**WORK INSTRUCTIONS:** Pull out each line of the records holding the string "megszakad".

**RECORD SET:**
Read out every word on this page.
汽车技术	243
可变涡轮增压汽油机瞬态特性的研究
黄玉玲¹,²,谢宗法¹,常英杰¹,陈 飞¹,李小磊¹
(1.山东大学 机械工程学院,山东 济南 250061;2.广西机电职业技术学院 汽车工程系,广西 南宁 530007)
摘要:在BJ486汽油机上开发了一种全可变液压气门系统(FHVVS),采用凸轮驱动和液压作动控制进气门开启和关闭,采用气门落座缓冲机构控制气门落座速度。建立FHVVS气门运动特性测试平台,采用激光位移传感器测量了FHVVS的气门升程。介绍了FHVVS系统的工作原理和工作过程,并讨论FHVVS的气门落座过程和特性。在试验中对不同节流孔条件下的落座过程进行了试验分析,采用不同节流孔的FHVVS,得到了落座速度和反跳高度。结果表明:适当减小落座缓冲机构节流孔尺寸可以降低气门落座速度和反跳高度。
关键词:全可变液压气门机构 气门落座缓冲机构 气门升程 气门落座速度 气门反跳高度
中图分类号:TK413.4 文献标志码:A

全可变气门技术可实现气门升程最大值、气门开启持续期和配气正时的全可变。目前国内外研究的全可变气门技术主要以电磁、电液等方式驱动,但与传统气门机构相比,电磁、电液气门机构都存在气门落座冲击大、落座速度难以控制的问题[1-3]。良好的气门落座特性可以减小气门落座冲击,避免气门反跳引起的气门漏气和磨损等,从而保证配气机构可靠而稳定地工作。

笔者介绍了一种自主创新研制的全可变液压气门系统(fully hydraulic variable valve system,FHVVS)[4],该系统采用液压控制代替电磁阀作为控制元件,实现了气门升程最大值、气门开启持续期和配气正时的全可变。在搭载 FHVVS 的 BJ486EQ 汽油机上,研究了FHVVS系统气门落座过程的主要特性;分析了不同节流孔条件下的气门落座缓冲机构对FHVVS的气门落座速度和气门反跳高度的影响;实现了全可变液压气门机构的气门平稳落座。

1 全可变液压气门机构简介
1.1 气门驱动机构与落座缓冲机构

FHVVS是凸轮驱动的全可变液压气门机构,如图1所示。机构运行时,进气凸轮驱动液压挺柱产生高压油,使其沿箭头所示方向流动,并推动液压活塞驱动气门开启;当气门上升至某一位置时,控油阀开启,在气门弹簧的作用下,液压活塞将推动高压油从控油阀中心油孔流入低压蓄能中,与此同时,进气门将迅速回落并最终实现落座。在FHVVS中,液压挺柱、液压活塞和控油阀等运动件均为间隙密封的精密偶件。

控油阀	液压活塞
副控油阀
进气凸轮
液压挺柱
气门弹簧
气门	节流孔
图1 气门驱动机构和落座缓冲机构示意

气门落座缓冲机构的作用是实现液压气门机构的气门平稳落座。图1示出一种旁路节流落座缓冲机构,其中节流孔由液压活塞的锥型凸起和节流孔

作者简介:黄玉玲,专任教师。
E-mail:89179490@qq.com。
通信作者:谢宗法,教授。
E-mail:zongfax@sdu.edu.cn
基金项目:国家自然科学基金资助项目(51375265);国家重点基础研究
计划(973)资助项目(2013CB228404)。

---

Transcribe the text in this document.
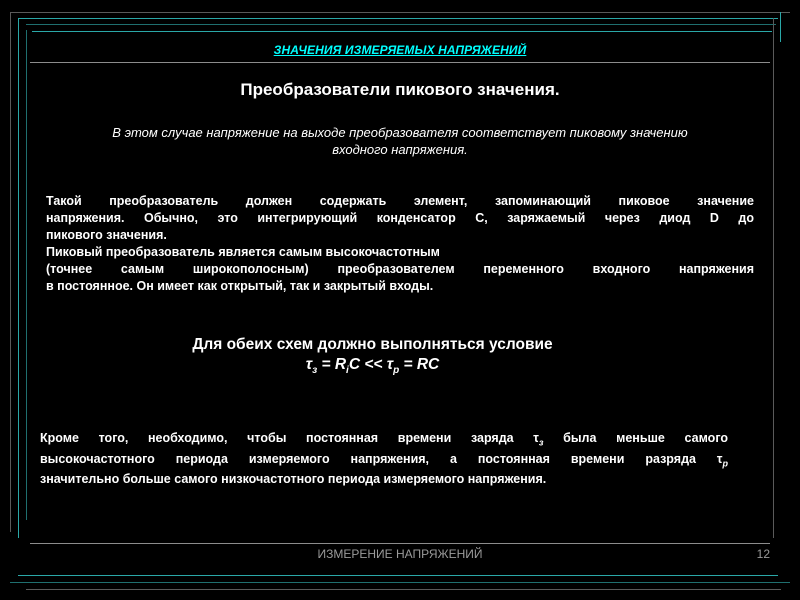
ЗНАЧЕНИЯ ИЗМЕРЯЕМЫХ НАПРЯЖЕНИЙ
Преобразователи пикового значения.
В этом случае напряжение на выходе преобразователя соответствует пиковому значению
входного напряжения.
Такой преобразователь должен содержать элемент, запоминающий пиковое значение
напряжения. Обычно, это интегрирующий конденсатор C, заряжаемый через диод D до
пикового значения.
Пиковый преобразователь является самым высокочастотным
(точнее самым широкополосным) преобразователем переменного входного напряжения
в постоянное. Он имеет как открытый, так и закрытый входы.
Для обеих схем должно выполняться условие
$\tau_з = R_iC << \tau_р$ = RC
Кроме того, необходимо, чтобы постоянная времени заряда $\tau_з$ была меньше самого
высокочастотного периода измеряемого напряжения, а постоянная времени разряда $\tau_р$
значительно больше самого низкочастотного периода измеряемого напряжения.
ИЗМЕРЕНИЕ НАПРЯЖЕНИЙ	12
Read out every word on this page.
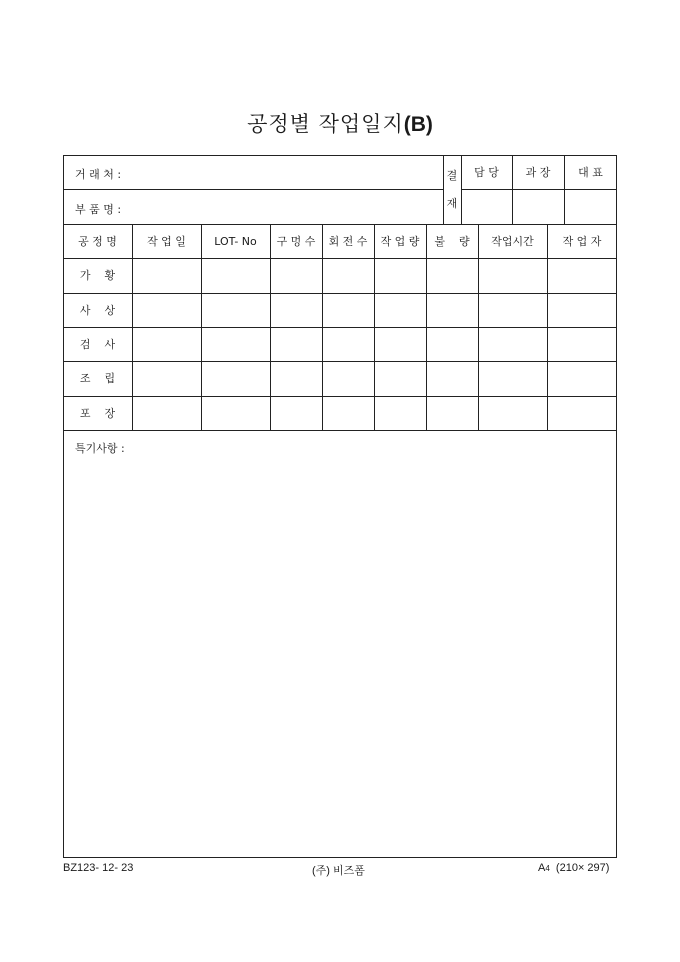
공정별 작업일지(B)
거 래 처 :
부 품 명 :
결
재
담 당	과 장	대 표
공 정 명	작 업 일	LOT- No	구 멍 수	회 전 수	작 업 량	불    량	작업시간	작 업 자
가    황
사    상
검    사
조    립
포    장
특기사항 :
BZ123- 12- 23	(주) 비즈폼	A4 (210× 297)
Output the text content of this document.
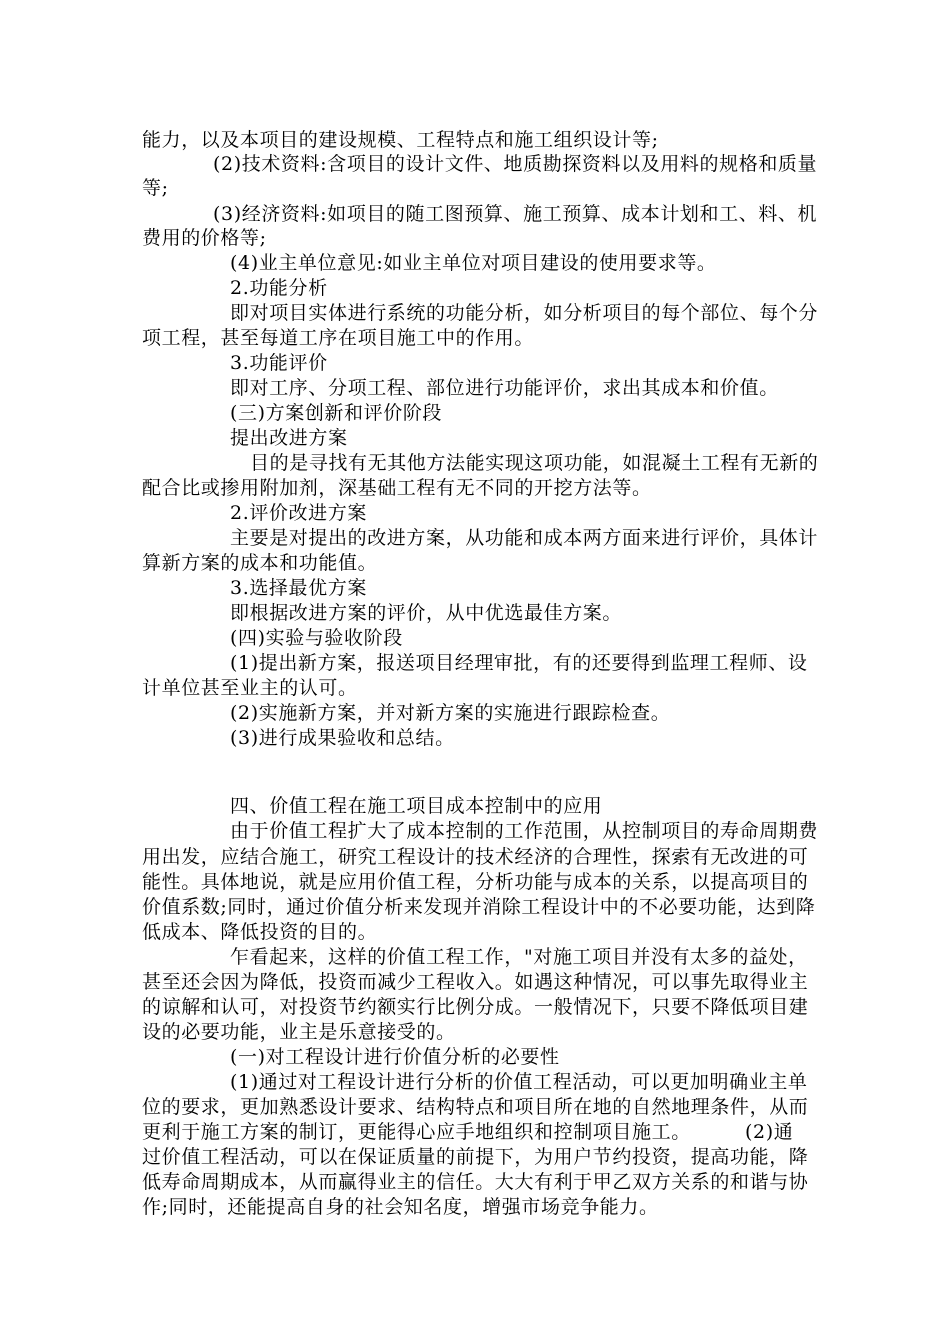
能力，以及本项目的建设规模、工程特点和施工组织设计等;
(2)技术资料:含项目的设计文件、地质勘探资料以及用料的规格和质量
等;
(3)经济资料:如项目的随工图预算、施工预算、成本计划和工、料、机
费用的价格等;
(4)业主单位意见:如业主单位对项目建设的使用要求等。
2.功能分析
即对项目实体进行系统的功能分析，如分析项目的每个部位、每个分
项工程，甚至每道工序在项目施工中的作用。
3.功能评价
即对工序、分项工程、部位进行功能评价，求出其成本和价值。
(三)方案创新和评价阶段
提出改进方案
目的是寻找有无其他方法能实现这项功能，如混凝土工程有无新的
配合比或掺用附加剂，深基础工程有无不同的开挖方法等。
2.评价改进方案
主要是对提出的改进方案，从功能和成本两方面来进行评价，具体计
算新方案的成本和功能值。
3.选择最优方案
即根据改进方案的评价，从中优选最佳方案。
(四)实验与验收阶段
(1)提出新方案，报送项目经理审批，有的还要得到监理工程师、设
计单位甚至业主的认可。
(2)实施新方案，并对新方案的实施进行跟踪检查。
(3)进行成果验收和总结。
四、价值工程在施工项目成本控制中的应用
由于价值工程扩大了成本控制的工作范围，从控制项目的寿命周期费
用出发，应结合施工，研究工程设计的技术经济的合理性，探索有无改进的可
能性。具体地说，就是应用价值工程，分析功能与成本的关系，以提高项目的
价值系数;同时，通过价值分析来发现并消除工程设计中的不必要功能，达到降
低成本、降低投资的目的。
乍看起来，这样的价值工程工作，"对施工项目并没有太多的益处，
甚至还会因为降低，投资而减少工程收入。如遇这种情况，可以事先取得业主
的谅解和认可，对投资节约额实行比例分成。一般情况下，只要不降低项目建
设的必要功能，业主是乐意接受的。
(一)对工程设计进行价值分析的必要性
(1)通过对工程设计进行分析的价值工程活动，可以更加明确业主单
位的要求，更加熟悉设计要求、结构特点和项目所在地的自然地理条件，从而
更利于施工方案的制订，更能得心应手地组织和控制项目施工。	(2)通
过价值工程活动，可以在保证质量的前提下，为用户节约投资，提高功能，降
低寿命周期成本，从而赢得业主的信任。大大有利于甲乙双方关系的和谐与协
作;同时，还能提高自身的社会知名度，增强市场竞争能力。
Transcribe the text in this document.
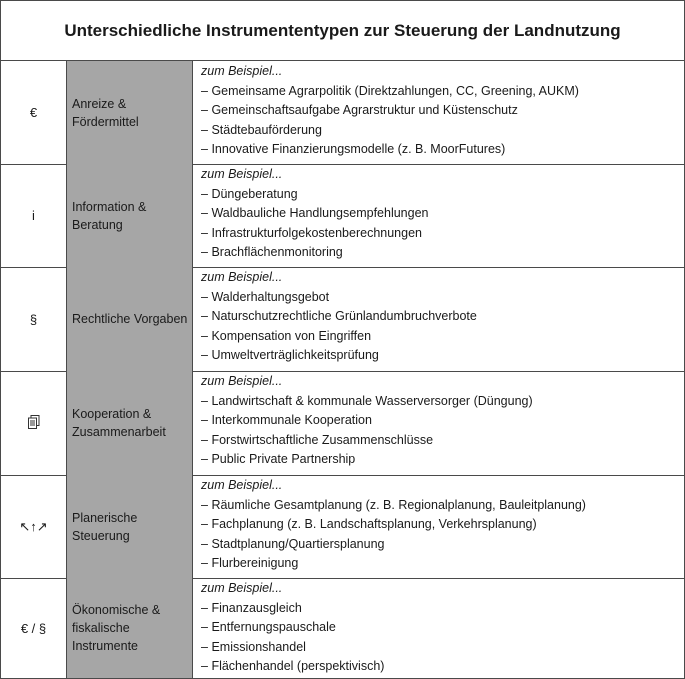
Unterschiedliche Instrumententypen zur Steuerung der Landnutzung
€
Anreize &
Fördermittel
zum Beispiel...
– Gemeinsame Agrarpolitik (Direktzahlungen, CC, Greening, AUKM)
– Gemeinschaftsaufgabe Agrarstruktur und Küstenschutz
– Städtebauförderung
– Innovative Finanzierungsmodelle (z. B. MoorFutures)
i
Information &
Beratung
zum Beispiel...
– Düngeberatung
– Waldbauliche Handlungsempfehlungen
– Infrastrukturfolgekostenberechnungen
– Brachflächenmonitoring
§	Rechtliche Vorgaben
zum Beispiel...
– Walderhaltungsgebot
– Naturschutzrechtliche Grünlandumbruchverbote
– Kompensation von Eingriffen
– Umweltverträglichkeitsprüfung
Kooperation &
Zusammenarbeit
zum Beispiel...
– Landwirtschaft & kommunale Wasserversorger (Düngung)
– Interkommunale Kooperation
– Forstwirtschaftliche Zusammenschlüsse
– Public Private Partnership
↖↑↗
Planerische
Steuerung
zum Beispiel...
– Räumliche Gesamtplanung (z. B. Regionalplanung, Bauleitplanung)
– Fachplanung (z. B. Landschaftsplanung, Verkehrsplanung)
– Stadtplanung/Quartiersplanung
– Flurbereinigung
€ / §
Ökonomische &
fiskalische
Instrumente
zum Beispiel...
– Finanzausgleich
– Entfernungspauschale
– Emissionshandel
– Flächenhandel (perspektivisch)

...

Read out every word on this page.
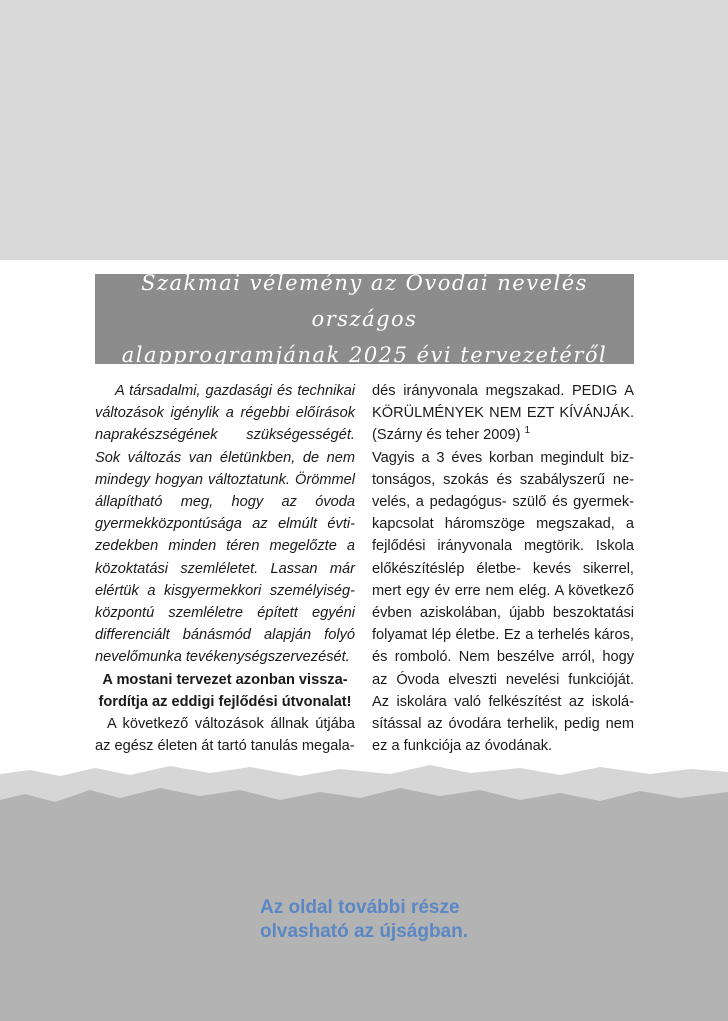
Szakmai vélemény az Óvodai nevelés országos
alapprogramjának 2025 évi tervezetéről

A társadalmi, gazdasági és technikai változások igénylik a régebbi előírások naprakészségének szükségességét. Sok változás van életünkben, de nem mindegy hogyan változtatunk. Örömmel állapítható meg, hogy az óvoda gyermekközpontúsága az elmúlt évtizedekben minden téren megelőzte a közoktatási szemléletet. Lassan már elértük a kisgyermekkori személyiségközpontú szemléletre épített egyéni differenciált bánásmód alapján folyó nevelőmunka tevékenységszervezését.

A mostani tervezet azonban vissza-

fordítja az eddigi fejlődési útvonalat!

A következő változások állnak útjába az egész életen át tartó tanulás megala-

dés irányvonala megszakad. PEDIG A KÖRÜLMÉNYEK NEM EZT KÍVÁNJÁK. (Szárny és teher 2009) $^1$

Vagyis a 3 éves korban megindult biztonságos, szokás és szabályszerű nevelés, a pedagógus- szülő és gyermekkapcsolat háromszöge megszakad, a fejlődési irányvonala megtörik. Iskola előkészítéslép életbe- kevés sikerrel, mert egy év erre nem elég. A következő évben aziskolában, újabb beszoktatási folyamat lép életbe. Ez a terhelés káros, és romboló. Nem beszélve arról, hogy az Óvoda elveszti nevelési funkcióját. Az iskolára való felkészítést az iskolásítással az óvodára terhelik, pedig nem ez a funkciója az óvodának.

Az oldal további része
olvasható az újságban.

**REPLY:**
dés irányvonala megszakad. PEDIG A KÖRÜLMÉNYEK NEM EZT KÍVÁNJÁK. (Szárny és teher 2009) $^1$
Vagyis a 3 éves korban megindult biztonságos, szokás és szabályszerű nevelés, a pedagógus- szülő és gyermekkapcsolat háromszöge megszakad, a fejlődési irányvonala megtörik. Iskola előkészítéslép életbe- kevés sikerrel, mert egy év erre nem elég. A következő évben aziskolában, újabb beszoktatási folyamat lép életbe. Ez a terhelés káros, és romboló. Nem beszélve arról, hogy az Óvoda elveszti nevelési funkcióját. Az iskolára való felkészítést az iskolásítással az óvodára terhelik, pedig nem ez a funkciója az óvodának.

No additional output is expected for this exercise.